Stored records.
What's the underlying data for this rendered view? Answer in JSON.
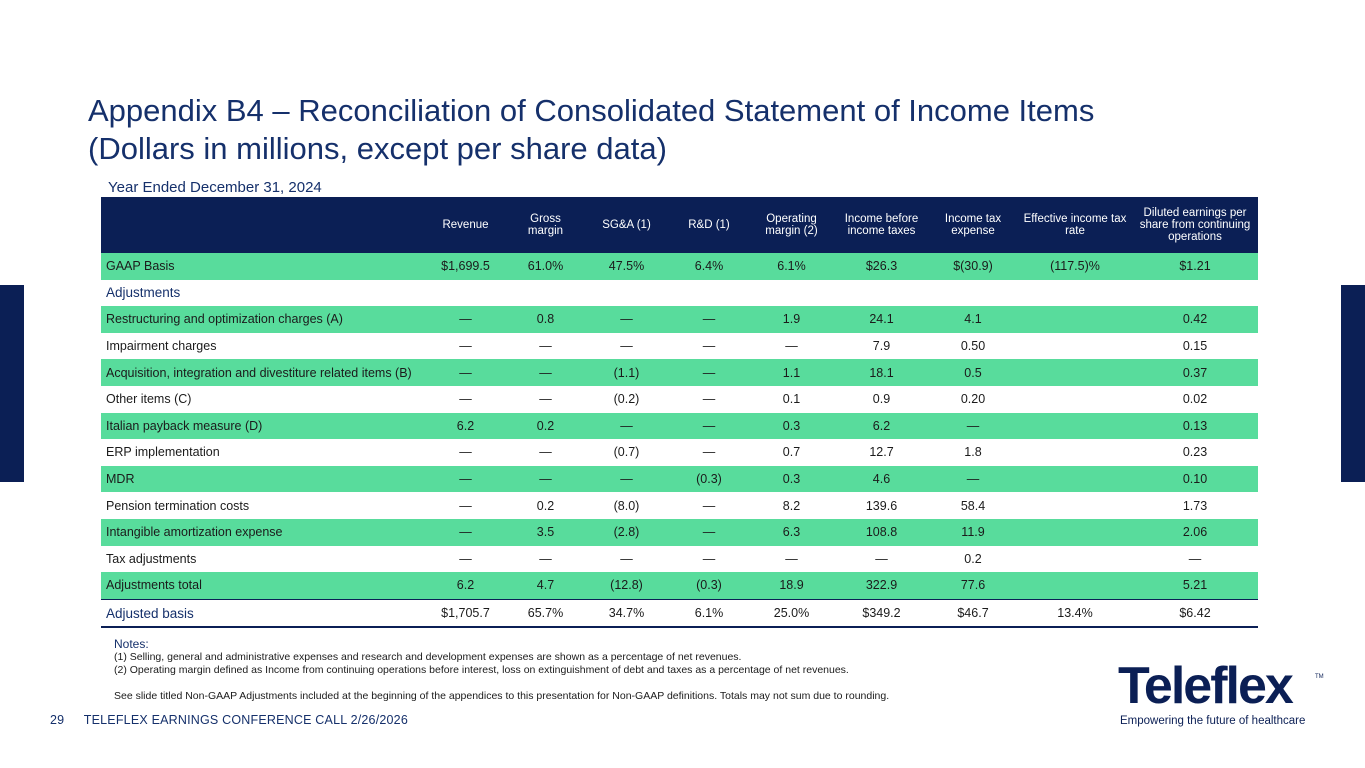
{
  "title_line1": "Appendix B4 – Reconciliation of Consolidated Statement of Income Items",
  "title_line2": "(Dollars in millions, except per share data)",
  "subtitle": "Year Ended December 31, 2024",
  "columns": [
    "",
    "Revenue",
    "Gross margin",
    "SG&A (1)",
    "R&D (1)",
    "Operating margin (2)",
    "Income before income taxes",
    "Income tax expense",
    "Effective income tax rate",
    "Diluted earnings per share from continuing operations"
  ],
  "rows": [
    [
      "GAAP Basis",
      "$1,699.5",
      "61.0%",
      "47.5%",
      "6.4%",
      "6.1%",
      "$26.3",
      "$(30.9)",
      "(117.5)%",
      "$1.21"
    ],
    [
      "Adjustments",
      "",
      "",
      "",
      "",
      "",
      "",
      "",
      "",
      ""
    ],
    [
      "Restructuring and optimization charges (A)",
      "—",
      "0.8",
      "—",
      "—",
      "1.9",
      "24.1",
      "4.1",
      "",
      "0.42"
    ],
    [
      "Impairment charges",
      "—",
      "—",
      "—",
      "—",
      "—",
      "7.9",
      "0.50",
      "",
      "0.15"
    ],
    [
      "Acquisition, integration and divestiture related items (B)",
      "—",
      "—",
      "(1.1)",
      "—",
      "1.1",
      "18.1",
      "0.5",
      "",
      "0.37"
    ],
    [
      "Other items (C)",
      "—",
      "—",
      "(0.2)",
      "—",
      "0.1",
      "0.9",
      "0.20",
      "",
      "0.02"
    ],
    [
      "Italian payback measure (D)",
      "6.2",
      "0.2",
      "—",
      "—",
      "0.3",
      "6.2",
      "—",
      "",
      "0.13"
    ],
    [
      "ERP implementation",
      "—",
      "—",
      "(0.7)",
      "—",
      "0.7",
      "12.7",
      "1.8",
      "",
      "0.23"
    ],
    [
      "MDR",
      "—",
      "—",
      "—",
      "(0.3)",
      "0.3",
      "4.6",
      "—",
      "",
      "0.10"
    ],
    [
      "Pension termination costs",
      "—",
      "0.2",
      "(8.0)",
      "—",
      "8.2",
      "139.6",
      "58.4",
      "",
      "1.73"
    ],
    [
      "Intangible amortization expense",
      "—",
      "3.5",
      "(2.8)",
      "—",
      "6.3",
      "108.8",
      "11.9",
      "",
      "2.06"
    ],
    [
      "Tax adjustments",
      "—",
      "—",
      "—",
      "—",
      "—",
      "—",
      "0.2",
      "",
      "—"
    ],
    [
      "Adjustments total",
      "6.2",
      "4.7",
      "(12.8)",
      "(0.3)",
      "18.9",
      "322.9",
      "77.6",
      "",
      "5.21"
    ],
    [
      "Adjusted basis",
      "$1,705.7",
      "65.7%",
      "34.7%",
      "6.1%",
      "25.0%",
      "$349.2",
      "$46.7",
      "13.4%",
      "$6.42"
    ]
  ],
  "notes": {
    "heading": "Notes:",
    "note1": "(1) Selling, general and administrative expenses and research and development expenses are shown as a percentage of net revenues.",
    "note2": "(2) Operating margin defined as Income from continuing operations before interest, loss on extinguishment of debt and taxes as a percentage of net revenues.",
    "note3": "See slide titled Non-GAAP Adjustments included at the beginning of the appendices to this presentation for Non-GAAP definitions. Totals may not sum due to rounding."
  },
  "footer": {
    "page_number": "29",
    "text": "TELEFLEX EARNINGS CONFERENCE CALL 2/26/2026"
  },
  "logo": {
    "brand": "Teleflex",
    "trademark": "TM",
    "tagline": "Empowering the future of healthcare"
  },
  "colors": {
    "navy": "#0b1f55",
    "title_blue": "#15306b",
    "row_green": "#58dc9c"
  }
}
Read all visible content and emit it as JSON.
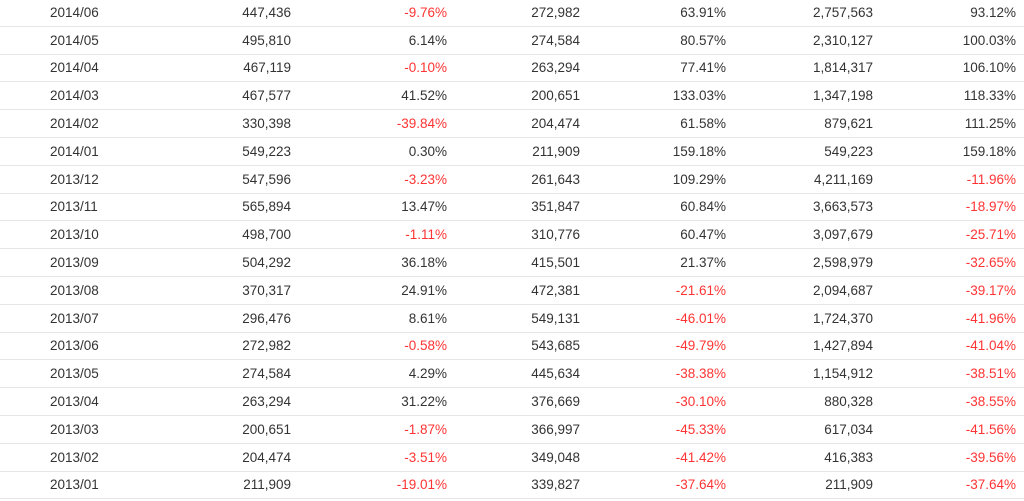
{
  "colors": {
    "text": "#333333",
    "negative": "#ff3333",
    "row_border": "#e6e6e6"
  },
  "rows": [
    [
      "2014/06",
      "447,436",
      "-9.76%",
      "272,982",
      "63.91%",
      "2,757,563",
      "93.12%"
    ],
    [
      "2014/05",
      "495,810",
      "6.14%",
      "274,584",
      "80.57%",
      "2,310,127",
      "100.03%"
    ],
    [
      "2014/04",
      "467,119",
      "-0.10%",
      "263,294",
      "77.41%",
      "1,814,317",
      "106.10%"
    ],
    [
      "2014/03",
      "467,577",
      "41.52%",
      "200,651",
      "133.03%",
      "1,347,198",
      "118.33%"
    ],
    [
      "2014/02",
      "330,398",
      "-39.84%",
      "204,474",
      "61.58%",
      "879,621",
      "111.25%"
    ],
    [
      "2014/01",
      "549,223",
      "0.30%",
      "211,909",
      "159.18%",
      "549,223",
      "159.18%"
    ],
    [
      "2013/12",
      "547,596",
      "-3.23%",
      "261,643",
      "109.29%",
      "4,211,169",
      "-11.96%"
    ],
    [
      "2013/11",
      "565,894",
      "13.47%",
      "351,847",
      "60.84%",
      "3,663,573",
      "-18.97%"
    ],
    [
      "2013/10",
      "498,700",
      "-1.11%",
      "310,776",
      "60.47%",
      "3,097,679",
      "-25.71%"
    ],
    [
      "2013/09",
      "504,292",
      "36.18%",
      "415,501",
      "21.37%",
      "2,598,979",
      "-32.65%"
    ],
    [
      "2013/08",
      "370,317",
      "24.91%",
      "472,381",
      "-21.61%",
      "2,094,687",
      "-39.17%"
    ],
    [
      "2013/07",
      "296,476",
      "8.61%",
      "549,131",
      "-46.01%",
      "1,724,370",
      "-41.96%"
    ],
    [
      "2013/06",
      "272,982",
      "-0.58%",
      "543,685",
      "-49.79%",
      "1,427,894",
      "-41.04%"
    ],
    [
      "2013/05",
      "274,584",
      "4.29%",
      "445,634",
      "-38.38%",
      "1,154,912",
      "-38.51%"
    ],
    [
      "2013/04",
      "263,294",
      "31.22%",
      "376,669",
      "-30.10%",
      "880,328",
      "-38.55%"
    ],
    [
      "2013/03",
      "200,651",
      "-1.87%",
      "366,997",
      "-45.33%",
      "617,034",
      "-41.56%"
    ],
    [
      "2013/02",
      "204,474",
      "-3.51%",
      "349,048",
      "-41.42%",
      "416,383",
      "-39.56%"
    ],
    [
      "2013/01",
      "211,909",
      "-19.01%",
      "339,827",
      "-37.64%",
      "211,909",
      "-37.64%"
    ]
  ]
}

Work to be completed. Show each line in the entries that holds the string "Operating".

Task answer.
    "Operating margin (2)",
    "note2": "(2) Operating margin defined as Income from continuing operations before interest, loss on extinguishment of debt and taxes as a percentage of net revenues.",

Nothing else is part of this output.